*** Stored data
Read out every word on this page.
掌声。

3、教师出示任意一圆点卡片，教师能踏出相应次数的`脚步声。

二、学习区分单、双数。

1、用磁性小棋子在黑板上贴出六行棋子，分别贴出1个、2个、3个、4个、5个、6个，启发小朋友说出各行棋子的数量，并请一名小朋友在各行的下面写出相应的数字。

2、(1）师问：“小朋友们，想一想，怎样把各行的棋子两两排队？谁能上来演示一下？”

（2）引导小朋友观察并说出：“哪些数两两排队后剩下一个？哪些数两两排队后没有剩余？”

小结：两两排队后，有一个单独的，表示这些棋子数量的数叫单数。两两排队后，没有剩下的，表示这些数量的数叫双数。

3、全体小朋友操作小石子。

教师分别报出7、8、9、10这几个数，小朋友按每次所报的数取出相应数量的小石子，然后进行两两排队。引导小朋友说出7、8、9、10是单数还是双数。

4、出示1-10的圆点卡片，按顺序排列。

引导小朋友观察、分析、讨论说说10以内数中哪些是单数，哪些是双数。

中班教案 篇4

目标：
******
**Instruction**
Exactly as written, please output every entry.

**Answer for the task**
Read out every word on this page.
掌声。

3、教师出示任意一圆点卡片，教师能踏出相应次数的`脚步声。

二、学习区分单、双数。

1、用磁性小棋子在黑板上贴出六行棋子，分别贴出1个、2个、3个、4个、5个、6个，启发小朋友说出各行棋子的数量，并请一名小朋友在各行的下面写出相应的数字。

2、(1）师问：“小朋友们，想一想，怎样把各行的棋子两两排队？谁能上来演示一下？”

（2）引导小朋友观察并说出：“哪些数两两排队后剩下一个？哪些数两两排队后没有剩余？”

小结：两两排队后，有一个单独的，表示这些棋子数量的数叫单数。两两排队后，没有剩下的，表示这些数量的数叫双数。

3、全体小朋友操作小石子。

教师分别报出7、8、9、10这几个数，小朋友按每次所报的数取出相应数量的小石子，然后进行两两排队。引导小朋友说出7、8、9、10是单数还是双数。

4、出示1-10的圆点卡片，按顺序排列。

引导小朋友观察、分析、讨论说说10以内数中哪些是单数，哪些是双数。

中班教案 篇4

目标：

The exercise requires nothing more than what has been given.